Request:
Find the lines containing the word "sharing" and copy every one of them.

Rows:
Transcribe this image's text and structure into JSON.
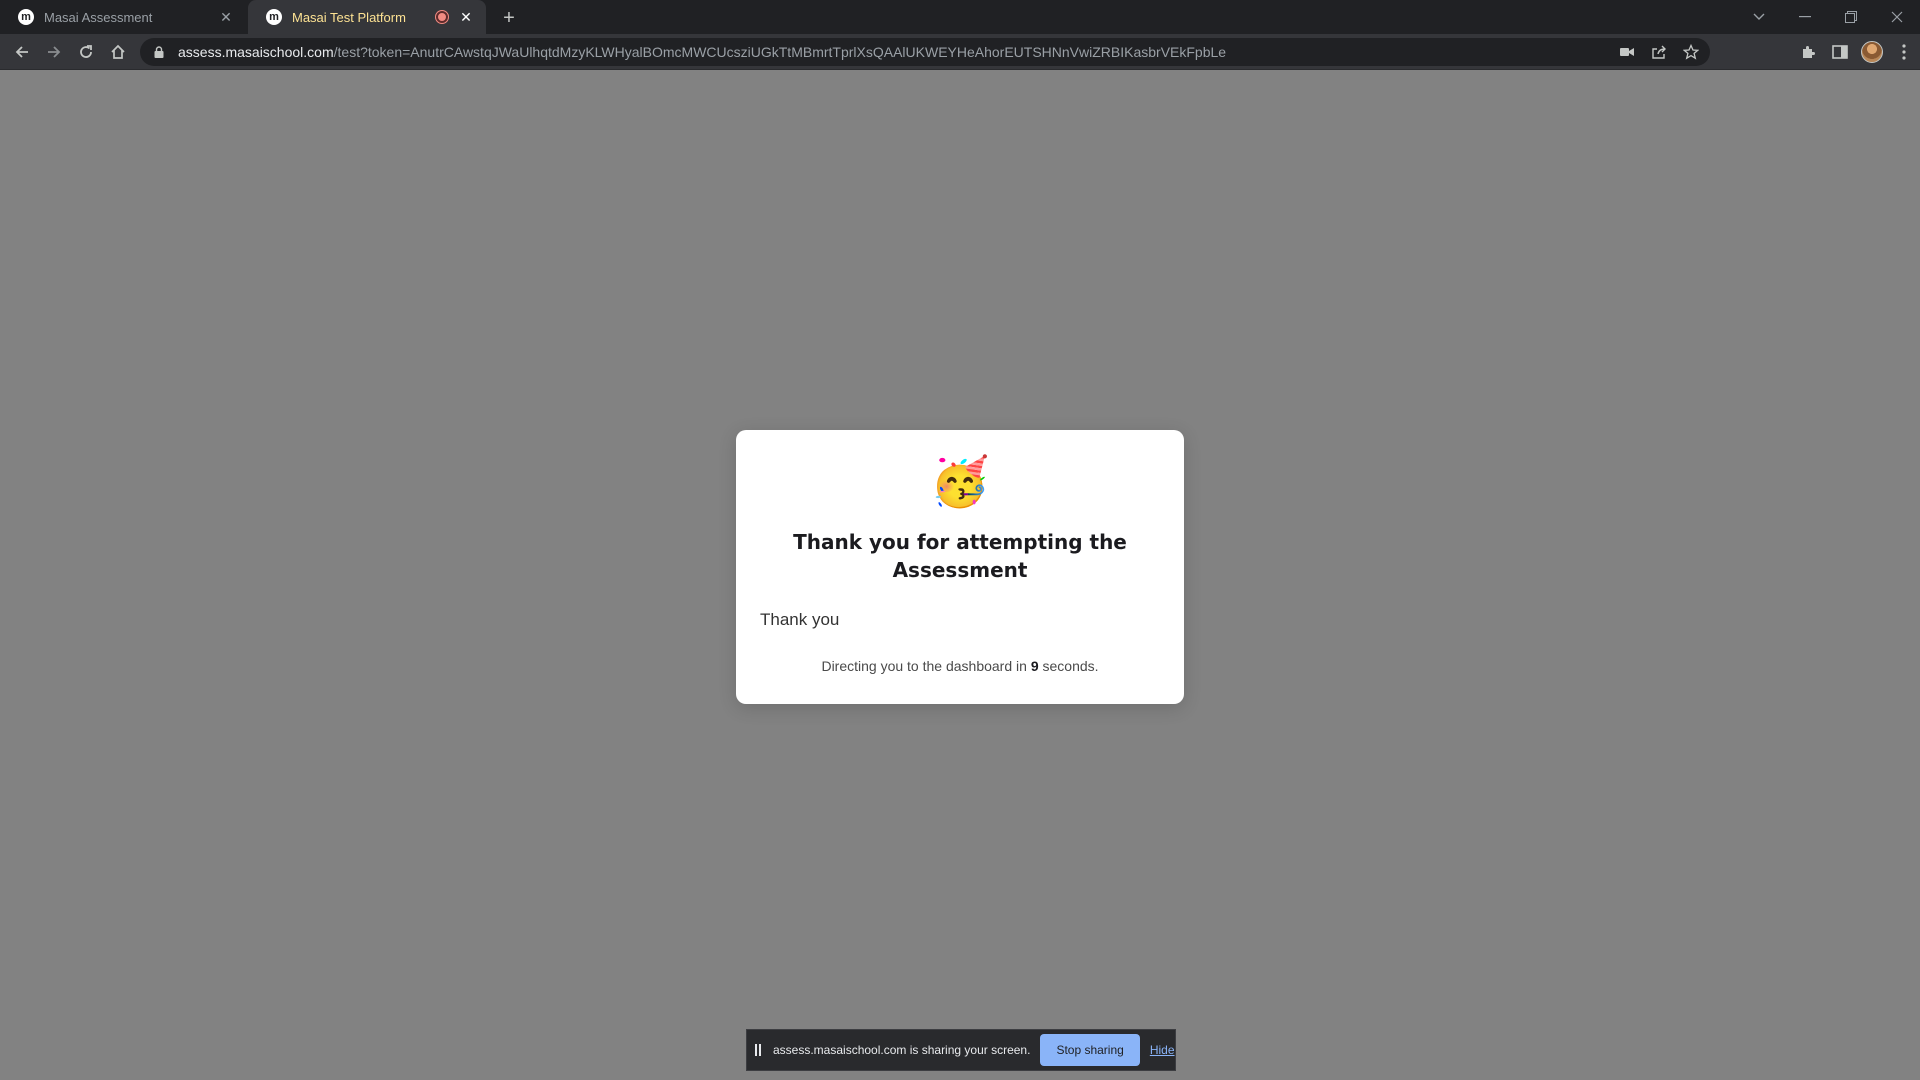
{
  "tabs": [
    {
      "title": "Masai Assessment",
      "favicon": "m",
      "active": false
    },
    {
      "title": "Masai Test Platform",
      "favicon": "m",
      "active": true,
      "recording": true
    }
  ],
  "toolbar": {
    "url_host": "assess.masaischool.com",
    "url_path": "/test?token=AnutrCAwstqJWaUlhqtdMzyKLWHyalBOmcMWCUcsziUGkTtMBmrtTprlXsQAAlUKWEYHeAhorEUTSHNnVwiZRBIKasbrVEkFpbLe"
  },
  "modal": {
    "emoji": "🥳",
    "title": "Thank you for attempting the Assessment",
    "message": "Thank you",
    "redirect_prefix": "Directing you to the dashboard in",
    "redirect_seconds": "9",
    "redirect_suffix": "seconds."
  },
  "sharebar": {
    "text": "assess.masaischool.com is sharing your screen.",
    "stop_label": "Stop sharing",
    "hide_label": "Hide"
  },
  "colors": {
    "page_bg": "#828282",
    "active_tab_text": "#fde293",
    "stop_button": "#8ab4f8"
  }
}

Correct response:
    "text": "assess.masaischool.com is sharing your screen.",
    "stop_label": "Stop sharing",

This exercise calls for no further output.